What is expected> Wherever a line in the records below contains "treatment", copy that line.
*** Extracted records ***
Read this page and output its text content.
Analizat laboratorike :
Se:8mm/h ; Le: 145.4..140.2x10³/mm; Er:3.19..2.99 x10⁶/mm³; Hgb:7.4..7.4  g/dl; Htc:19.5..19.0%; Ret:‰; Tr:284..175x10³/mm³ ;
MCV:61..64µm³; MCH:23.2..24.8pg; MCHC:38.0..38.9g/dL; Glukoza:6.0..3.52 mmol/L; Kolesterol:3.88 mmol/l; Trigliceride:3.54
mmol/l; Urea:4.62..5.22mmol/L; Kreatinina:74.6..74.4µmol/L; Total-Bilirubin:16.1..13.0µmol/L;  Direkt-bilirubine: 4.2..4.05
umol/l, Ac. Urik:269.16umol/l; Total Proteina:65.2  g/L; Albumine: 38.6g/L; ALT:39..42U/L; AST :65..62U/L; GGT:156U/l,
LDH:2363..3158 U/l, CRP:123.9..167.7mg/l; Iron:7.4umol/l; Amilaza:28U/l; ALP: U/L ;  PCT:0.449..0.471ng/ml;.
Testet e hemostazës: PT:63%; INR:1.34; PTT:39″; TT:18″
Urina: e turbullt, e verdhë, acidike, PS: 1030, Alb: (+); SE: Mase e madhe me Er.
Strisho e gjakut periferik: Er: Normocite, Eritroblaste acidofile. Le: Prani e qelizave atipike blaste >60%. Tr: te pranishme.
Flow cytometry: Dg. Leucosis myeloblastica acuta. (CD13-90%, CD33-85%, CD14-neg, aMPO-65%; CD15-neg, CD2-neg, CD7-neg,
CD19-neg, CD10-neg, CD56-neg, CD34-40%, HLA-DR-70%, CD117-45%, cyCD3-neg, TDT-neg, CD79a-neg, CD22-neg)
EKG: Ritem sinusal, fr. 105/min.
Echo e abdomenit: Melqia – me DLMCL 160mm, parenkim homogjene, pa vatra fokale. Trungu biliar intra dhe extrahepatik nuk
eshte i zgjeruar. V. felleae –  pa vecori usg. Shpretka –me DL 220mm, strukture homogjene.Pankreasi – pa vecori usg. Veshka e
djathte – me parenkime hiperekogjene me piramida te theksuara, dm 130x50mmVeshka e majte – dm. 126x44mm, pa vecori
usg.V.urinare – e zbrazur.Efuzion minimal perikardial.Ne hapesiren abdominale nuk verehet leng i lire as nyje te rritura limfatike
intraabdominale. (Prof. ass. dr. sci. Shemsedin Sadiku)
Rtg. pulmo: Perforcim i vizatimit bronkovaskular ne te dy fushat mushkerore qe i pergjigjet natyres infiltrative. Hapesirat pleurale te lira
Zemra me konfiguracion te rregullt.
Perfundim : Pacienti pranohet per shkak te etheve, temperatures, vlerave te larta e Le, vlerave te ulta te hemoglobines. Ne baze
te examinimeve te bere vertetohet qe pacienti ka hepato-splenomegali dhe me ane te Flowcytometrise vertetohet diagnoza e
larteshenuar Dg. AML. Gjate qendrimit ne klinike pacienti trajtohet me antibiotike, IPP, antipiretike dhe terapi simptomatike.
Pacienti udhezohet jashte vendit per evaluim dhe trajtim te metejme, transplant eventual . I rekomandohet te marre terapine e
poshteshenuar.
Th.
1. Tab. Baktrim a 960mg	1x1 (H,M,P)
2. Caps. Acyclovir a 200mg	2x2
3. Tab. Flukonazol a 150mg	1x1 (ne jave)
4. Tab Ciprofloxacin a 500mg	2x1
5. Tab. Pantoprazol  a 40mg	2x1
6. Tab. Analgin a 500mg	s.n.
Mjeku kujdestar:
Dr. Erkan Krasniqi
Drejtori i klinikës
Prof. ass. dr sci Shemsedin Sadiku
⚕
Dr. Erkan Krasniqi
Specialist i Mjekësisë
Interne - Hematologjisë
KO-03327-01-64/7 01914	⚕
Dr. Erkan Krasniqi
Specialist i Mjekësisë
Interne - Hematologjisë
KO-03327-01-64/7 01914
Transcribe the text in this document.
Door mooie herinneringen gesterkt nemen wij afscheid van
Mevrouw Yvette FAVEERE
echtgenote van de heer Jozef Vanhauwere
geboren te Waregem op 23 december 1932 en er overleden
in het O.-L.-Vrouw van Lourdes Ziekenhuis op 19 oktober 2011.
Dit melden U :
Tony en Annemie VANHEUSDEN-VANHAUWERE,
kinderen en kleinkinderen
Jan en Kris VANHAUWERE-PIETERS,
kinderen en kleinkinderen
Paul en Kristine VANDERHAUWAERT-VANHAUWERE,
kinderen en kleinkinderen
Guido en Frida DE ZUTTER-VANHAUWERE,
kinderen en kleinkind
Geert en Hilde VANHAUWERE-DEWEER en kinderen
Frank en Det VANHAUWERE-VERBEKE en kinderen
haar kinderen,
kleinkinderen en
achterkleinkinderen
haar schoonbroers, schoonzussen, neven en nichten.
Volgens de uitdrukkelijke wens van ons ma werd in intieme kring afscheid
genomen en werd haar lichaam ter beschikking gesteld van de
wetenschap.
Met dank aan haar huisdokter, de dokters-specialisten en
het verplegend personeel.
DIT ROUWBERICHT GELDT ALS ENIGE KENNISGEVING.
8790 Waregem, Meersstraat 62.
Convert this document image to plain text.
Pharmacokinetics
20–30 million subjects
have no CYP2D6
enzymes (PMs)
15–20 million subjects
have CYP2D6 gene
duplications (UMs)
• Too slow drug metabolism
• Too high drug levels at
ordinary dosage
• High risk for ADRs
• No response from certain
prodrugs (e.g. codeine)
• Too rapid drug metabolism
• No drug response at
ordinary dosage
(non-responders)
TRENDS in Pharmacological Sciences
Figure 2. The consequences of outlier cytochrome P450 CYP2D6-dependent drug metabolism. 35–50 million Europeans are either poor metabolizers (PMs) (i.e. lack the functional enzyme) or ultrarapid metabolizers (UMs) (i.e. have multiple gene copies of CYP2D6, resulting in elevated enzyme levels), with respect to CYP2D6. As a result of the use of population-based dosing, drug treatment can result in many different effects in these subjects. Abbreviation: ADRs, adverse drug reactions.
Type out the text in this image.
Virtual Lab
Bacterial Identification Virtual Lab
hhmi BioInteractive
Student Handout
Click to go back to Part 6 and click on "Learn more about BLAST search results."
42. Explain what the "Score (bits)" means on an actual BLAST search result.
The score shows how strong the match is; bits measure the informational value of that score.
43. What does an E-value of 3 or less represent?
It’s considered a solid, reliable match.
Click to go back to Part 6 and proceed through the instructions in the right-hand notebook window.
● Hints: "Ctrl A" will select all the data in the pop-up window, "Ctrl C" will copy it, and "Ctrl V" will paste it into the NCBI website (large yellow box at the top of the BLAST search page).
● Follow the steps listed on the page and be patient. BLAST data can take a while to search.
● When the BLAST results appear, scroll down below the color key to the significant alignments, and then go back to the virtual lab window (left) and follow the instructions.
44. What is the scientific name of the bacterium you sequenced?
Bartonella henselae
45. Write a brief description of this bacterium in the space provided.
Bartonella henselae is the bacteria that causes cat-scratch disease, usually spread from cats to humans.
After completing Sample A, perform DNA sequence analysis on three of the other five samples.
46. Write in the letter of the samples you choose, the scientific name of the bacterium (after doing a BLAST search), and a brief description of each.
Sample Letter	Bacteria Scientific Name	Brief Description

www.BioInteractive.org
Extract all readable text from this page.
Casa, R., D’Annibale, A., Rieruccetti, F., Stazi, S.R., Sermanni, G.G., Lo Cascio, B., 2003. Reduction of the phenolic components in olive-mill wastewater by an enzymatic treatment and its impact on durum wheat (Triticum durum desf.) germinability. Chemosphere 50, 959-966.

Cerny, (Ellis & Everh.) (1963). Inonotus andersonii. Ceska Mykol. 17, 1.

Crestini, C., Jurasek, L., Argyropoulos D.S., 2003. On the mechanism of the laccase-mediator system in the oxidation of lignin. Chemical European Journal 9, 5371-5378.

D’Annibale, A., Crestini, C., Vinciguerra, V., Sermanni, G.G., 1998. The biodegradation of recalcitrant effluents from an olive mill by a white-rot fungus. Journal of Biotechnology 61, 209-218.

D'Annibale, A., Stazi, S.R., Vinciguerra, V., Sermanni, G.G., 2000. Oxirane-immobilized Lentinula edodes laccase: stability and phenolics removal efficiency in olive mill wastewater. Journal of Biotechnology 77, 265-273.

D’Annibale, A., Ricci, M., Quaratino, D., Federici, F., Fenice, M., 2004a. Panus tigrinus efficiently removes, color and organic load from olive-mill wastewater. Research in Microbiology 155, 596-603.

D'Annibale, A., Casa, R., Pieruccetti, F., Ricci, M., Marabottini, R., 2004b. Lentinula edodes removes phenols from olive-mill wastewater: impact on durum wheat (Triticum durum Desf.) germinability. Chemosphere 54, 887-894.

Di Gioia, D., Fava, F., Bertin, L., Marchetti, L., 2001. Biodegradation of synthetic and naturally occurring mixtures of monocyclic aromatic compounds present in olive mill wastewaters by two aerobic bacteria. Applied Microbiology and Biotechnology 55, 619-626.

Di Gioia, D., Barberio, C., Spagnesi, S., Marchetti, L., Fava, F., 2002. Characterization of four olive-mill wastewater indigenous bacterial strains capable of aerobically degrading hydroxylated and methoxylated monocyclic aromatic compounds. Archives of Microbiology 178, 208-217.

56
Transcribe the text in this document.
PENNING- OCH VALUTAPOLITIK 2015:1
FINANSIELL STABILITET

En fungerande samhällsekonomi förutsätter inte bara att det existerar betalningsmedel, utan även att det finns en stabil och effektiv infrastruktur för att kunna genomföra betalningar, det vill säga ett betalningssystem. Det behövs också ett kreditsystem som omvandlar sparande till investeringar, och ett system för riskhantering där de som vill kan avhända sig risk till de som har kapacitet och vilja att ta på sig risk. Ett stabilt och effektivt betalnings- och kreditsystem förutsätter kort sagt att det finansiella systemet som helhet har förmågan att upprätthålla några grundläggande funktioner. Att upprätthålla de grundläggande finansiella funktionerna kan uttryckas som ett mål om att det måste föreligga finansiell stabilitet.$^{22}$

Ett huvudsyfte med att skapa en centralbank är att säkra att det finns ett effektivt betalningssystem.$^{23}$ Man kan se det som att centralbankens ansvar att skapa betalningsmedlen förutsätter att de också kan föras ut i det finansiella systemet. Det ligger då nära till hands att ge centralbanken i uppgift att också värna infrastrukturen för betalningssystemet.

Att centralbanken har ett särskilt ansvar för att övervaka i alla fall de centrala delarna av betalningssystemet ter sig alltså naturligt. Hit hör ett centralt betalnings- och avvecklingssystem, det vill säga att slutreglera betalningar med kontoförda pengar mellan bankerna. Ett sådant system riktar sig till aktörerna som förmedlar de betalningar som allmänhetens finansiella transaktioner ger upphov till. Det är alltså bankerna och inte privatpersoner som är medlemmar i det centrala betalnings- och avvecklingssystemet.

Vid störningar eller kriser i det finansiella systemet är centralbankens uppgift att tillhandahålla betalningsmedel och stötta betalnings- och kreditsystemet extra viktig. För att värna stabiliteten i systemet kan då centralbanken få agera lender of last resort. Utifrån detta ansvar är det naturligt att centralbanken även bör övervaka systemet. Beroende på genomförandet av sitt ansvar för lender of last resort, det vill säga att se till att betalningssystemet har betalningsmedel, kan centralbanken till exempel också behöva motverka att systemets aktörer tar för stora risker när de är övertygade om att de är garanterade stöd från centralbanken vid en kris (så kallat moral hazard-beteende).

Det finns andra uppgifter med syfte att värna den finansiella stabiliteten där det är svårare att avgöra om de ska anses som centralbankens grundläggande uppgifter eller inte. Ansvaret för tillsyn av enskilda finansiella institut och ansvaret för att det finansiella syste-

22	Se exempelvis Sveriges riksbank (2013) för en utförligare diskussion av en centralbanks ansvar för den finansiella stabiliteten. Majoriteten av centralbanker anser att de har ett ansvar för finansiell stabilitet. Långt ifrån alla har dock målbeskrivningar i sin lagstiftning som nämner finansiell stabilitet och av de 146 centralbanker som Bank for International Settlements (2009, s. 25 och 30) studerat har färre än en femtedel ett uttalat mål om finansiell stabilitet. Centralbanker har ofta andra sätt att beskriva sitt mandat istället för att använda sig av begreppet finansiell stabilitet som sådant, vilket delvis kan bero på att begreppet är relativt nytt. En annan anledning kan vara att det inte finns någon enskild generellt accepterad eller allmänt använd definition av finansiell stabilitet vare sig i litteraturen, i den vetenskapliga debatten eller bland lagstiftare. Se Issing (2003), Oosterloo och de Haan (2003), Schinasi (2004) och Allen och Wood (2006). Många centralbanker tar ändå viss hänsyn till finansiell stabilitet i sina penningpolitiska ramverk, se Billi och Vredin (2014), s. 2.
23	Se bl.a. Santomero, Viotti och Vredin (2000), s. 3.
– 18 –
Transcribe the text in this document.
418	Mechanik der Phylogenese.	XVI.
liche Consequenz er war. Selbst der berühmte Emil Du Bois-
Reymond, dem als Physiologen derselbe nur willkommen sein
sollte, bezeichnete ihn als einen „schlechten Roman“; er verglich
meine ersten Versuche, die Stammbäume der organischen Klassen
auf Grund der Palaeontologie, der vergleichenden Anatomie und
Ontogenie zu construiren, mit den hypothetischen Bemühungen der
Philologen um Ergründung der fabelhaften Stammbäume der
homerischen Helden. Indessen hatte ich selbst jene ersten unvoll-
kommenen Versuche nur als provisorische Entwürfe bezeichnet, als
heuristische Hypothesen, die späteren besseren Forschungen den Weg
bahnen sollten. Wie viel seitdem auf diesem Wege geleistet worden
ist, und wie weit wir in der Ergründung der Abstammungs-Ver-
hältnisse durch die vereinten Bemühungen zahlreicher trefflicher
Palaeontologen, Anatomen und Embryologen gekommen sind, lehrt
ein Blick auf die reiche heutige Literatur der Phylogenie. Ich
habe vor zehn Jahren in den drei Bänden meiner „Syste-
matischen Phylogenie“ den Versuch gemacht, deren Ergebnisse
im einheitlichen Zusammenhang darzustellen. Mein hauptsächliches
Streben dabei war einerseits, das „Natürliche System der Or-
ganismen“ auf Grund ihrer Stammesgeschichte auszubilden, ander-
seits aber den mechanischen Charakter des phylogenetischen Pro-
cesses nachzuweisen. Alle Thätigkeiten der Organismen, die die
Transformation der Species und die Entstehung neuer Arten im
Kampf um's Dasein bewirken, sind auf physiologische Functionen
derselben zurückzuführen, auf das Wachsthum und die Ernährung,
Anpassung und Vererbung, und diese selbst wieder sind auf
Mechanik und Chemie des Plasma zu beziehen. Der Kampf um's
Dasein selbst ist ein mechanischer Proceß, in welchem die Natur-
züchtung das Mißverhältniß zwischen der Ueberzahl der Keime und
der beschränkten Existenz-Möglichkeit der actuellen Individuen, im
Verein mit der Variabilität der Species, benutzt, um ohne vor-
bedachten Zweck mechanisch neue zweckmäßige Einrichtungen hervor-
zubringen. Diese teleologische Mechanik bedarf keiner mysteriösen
*** End of Extracted records ***
Answer to this problem>
Figure 2. The consequences of outlier cytochrome P450 CYP2D6-dependent drug metabolism. 35–50 million Europeans are either poor metabolizers (PMs) (i.e. lack the functional enzyme) or ultrarapid metabolizers (UMs) (i.e. have multiple gene copies of CYP2D6, resulting in elevated enzyme levels), with respect to CYP2D6. As a result of the use of population-based dosing, drug treatment can result in many different effects in these subjects. Abbreviation: ADRs, adverse drug reactions.
Casa, R., D’Annibale, A., Rieruccetti, F., Stazi, S.R., Sermanni, G.G., Lo Cascio, B., 2003. Reduction of the phenolic components in olive-mill wastewater by an enzymatic treatment and its impact on durum wheat (Triticum durum desf.) germinability. Chemosphere 50, 959-966.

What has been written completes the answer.